**What you will do**
Transcribe each line of the material as it is, and drop any picture.

**Task material**
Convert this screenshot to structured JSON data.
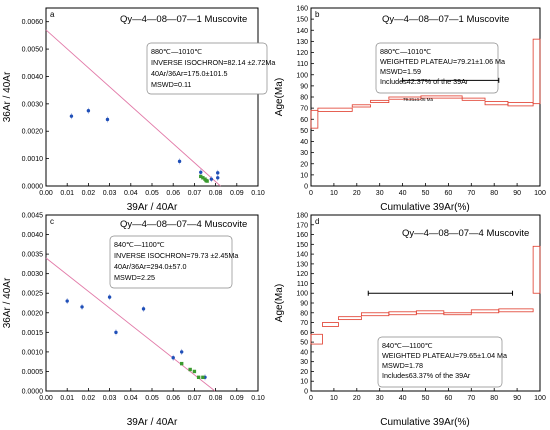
{
  "panels": [
    {
      "letter": "a",
      "type": "scatter",
      "title": "Qy—4—08—07—1 Muscovite",
      "xlabel": "39Ar / 40Ar",
      "ylabel": "36Ar / 40Ar",
      "xlim": [
        0,
        0.1
      ],
      "ylim": [
        0,
        0.0065
      ],
      "xticks": [
        "0.00",
        "0.01",
        "0.02",
        "0.03",
        "0.04",
        "0.05",
        "0.06",
        "0.07",
        "0.08",
        "0.09",
        "0.10"
      ],
      "yticks": [
        "0.0000",
        "0.0010",
        "0.0020",
        "0.0030",
        "0.0040",
        "0.0050",
        "0.0060"
      ],
      "ytick_values": [
        0,
        0.001,
        0.002,
        0.003,
        0.004,
        0.005,
        0.006
      ],
      "line": {
        "x0": 0,
        "y0": 0.0057,
        "x1": 0.0823,
        "y1": 0
      },
      "points_blue": [
        [
          0.012,
          0.00255
        ],
        [
          0.02,
          0.00275
        ],
        [
          0.029,
          0.00243
        ],
        [
          0.063,
          0.0009
        ],
        [
          0.073,
          0.0005
        ],
        [
          0.078,
          0.00025
        ],
        [
          0.081,
          0.0003
        ],
        [
          0.081,
          0.00048
        ]
      ],
      "points_green": [
        [
          0.073,
          0.00035
        ],
        [
          0.074,
          0.0003
        ],
        [
          0.075,
          0.00025
        ],
        [
          0.0755,
          0.0002
        ],
        [
          0.076,
          0.00018
        ]
      ],
      "inset_lines": [
        "880℃—1010℃",
        "INVERSE ISOCHRON=82.14 ±2.72Ma",
        "40Ar/36Ar=175.0±101.5",
        "MSWD=0.11"
      ]
    },
    {
      "letter": "b",
      "type": "step",
      "title": "Qy—4—08—07—1 Muscovite",
      "xlabel": "Cumulative 39Ar(%)",
      "ylabel": "Age(Ma)",
      "xlim": [
        0,
        100
      ],
      "ylim": [
        0,
        160
      ],
      "xticks": [
        "0",
        "10",
        "20",
        "30",
        "40",
        "50",
        "60",
        "70",
        "80",
        "90",
        "100"
      ],
      "yticks": [
        "0",
        "10",
        "20",
        "30",
        "40",
        "50",
        "60",
        "70",
        "80",
        "90",
        "100",
        "110",
        "120",
        "130",
        "140",
        "150",
        "160"
      ],
      "steps": [
        [
          0,
          3,
          52,
          68
        ],
        [
          3,
          18,
          67,
          70
        ],
        [
          18,
          26,
          71,
          73
        ],
        [
          26,
          34,
          75,
          77
        ],
        [
          34,
          48,
          78,
          80
        ],
        [
          48,
          66,
          79,
          81
        ],
        [
          66,
          76,
          77,
          79
        ],
        [
          76,
          86,
          73,
          76
        ],
        [
          86,
          97,
          72,
          75
        ],
        [
          97,
          100,
          74,
          132
        ]
      ],
      "plateau": {
        "x0": 40,
        "x1": 82,
        "y": 95,
        "label": "79.21±1.06 Ma"
      },
      "inset_lines": [
        "880℃—1010℃",
        "WEIGHTED PLATEAU=79.21±1.06 Ma",
        "MSWD=1.59",
        "Includes42.37% of the 39Ar"
      ]
    },
    {
      "letter": "c",
      "type": "scatter",
      "title": "Qy—4—08—07—4 Muscovite",
      "xlabel": "39Ar / 40Ar",
      "ylabel": "36Ar / 40Ar",
      "xlim": [
        0,
        0.1
      ],
      "ylim": [
        0,
        0.0045
      ],
      "xticks": [
        "0.00",
        "0.01",
        "0.02",
        "0.03",
        "0.04",
        "0.05",
        "0.06",
        "0.07",
        "0.08",
        "0.09",
        "0.10"
      ],
      "yticks": [
        "0.0000",
        "0.0005",
        "0.0010",
        "0.0015",
        "0.0020",
        "0.0025",
        "0.0030",
        "0.0035",
        "0.0040",
        "0.0045"
      ],
      "ytick_values": [
        0,
        0.0005,
        0.001,
        0.0015,
        0.002,
        0.0025,
        0.003,
        0.0035,
        0.004,
        0.0045
      ],
      "line": {
        "x0": 0,
        "y0": 0.0034,
        "x1": 0.0797,
        "y1": 0
      },
      "points_blue": [
        [
          0.01,
          0.0023
        ],
        [
          0.017,
          0.00215
        ],
        [
          0.03,
          0.0024
        ],
        [
          0.033,
          0.0015
        ],
        [
          0.046,
          0.0021
        ],
        [
          0.06,
          0.00085
        ],
        [
          0.064,
          0.001
        ],
        [
          0.075,
          0.00035
        ]
      ],
      "points_green": [
        [
          0.064,
          0.0007
        ],
        [
          0.068,
          0.00055
        ],
        [
          0.07,
          0.0005
        ],
        [
          0.072,
          0.00035
        ],
        [
          0.074,
          0.00035
        ]
      ],
      "inset_lines": [
        "840℃—1100℃",
        "INVERSE ISOCHRON=79.73 ±2.45Ma",
        "40Ar/36Ar=294.0±57.0",
        "MSWD=2.25"
      ]
    },
    {
      "letter": "d",
      "type": "step",
      "title": "Qy—4—08—07—4 Muscovite",
      "xlabel": "Cumulative 39Ar(%)",
      "ylabel": "Age(Ma)",
      "xlim": [
        0,
        100
      ],
      "ylim": [
        0,
        180
      ],
      "xticks": [
        "0",
        "10",
        "20",
        "30",
        "40",
        "50",
        "60",
        "70",
        "80",
        "90",
        "100"
      ],
      "yticks": [
        "0",
        "10",
        "20",
        "30",
        "40",
        "50",
        "60",
        "70",
        "80",
        "90",
        "100",
        "110",
        "120",
        "130",
        "140",
        "150",
        "160",
        "170",
        "180"
      ],
      "steps": [
        [
          0,
          5,
          48,
          58
        ],
        [
          5,
          12,
          66,
          70
        ],
        [
          12,
          22,
          73,
          76
        ],
        [
          22,
          34,
          77,
          80
        ],
        [
          34,
          46,
          78,
          81
        ],
        [
          46,
          58,
          79,
          82
        ],
        [
          58,
          70,
          78,
          80
        ],
        [
          70,
          82,
          80,
          83
        ],
        [
          82,
          97,
          81,
          84
        ],
        [
          97,
          100,
          100,
          148
        ]
      ],
      "plateau": {
        "x0": 25,
        "x1": 88,
        "y": 100,
        "label": ""
      },
      "inset_lines": [
        "840℃—1100℃",
        "WEIGHTED PLATEAU=79.65±1.04 Ma",
        "MSWD=1.78",
        "Includes63.37% of the 39Ar"
      ]
    }
  ]
}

**Expected answer**
Convert this screenshot to structured JSON data.
{
  "panels": [
    {
      "letter": "a",
      "type": "scatter",
      "title": "Qy—4—08—07—1 Muscovite",
      "xlabel": "39Ar / 40Ar",
      "ylabel": "36Ar / 40Ar",
      "xlim": [
        0,
        0.1
      ],
      "ylim": [
        0,
        0.0065
      ],
      "xticks": [
        "0.00",
        "0.01",
        "0.02",
        "0.03",
        "0.04",
        "0.05",
        "0.06",
        "0.07",
        "0.08",
        "0.09",
        "0.10"
      ],
      "yticks": [
        "0.0000",
        "0.0010",
        "0.0020",
        "0.0030",
        "0.0040",
        "0.0050",
        "0.0060"
      ],
      "ytick_values": [
        0,
        0.001,
        0.002,
        0.003,
        0.004,
        0.005,
        0.006
      ],
      "line": {
        "x0": 0,
        "y0": 0.0057,
        "x1": 0.0823,
        "y1": 0
      },
      "points_blue": [
        [
          0.012,
          0.00255
        ],
        [
          0.02,
          0.00275
        ],
        [
          0.029,
          0.00243
        ],
        [
          0.063,
          0.0009
        ],
        [
          0.073,
          0.0005
        ],
        [
          0.078,
          0.00025
        ],
        [
          0.081,
          0.0003
        ],
        [
          0.081,
          0.00048
        ]
      ],
      "points_green": [
        [
          0.073,
          0.00035
        ],
        [
          0.074,
          0.0003
        ],
        [
          0.075,
          0.00025
        ],
        [
          0.0755,
          0.0002
        ],
        [
          0.076,
          0.00018
        ]
      ],
      "inset_lines": [
        "880℃—1010℃",
        "INVERSE ISOCHRON=82.14 ±2.72Ma",
        "40Ar/36Ar=175.0±101.5",
        "MSWD=0.11"
      ]
    },
    {
      "letter": "b",
      "type": "step",
      "title": "Qy—4—08—07—1 Muscovite",
      "xlabel": "Cumulative 39Ar(%)",
      "ylabel": "Age(Ma)",
      "xlim": [
        0,
        100
      ],
      "ylim": [
        0,
        160
      ],
      "xticks": [
        "0",
        "10",
        "20",
        "30",
        "40",
        "50",
        "60",
        "70",
        "80",
        "90",
        "100"
      ],
      "yticks": [
        "0",
        "10",
        "20",
        "30",
        "40",
        "50",
        "60",
        "70",
        "80",
        "90",
        "100",
        "110",
        "120",
        "130",
        "140",
        "150",
        "160"
      ],
      "steps": [
        [
          0,
          3,
          52,
          68
        ],
        [
          3,
          18,
          67,
          70
        ],
        [
          18,
          26,
          71,
          73
        ],
        [
          26,
          34,
          75,
          77
        ],
        [
          34,
          48,
          78,
          80
        ],
        [
          48,
          66,
          79,
          81
        ],
        [
          66,
          76,
          77,
          79
        ],
        [
          76,
          86,
          73,
          76
        ],
        [
          86,
          97,
          72,
          75
        ],
        [
          97,
          100,
          74,
          132
        ]
      ],
      "plateau": {
        "x0": 40,
        "x1": 82,
        "y": 95,
        "label": "79.21±1.06 Ma"
      },
      "inset_lines": [
        "880℃—1010℃",
        "WEIGHTED PLATEAU=79.21±1.06 Ma",
        "MSWD=1.59",
        "Includes42.37% of the 39Ar"
      ]
    },
    {
      "letter": "c",
      "type": "scatter",
      "title": "Qy—4—08—07—4 Muscovite",
      "xlabel": "39Ar / 40Ar",
      "ylabel": "36Ar / 40Ar",
      "xlim": [
        0,
        0.1
      ],
      "ylim": [
        0,
        0.0045
      ],
      "xticks": [
        "0.00",
        "0.01",
        "0.02",
        "0.03",
        "0.04",
        "0.05",
        "0.06",
        "0.07",
        "0.08",
        "0.09",
        "0.10"
      ],
      "yticks": [
        "0.0000",
        "0.0005",
        "0.0010",
        "0.0015",
        "0.0020",
        "0.0025",
        "0.0030",
        "0.0035",
        "0.0040",
        "0.0045"
      ],
      "ytick_values": [
        0,
        0.0005,
        0.001,
        0.0015,
        0.002,
        0.0025,
        0.003,
        0.0035,
        0.004,
        0.0045
      ],
      "line": {
        "x0": 0,
        "y0": 0.0034,
        "x1": 0.0797,
        "y1": 0
      },
      "points_blue": [
        [
          0.01,
          0.0023
        ],
        [
          0.017,
          0.00215
        ],
        [
          0.03,
          0.0024
        ],
        [
          0.033,
          0.0015
        ],
        [
          0.046,
          0.0021
        ],
        [
          0.06,
          0.00085
        ],
        [
          0.064,
          0.001
        ],
        [
          0.075,
          0.00035
        ]
      ],
      "points_green": [
        [
          0.064,
          0.0007
        ],
        [
          0.068,
          0.00055
        ],
        [
          0.07,
          0.0005
        ],
        [
          0.072,
          0.00035
        ],
        [
          0.074,
          0.00035
        ]
      ],
      "inset_lines": [
        "840℃—1100℃",
        "INVERSE ISOCHRON=79.73 ±2.45Ma",
        "40Ar/36Ar=294.0±57.0",
        "MSWD=2.25"
      ]
    },
    {
      "letter": "d",
      "type": "step",
      "title": "Qy—4—08—07—4 Muscovite",
      "xlabel": "Cumulative 39Ar(%)",
      "ylabel": "Age(Ma)",
      "xlim": [
        0,
        100
      ],
      "ylim": [
        0,
        180
      ],
      "xticks": [
        "0",
        "10",
        "20",
        "30",
        "40",
        "50",
        "60",
        "70",
        "80",
        "90",
        "100"
      ],
      "yticks": [
        "0",
        "10",
        "20",
        "30",
        "40",
        "50",
        "60",
        "70",
        "80",
        "90",
        "100",
        "110",
        "120",
        "130",
        "140",
        "150",
        "160",
        "170",
        "180"
      ],
      "steps": [
        [
          0,
          5,
          48,
          58
        ],
        [
          5,
          12,
          66,
          70
        ],
        [
          12,
          22,
          73,
          76
        ],
        [
          22,
          34,
          77,
          80
        ],
        [
          34,
          46,
          78,
          81
        ],
        [
          46,
          58,
          79,
          82
        ],
        [
          58,
          70,
          78,
          80
        ],
        [
          70,
          82,
          80,
          83
        ],
        [
          82,
          97,
          81,
          84
        ],
        [
          97,
          100,
          100,
          148
        ]
      ],
      "plateau": {
        "x0": 25,
        "x1": 88,
        "y": 100,
        "label": ""
      },
      "inset_lines": [
        "840℃—1100℃",
        "WEIGHTED PLATEAU=79.65±1.04 Ma",
        "MSWD=1.78",
        "Includes63.37% of the 39Ar"
      ]
    }
  ]
}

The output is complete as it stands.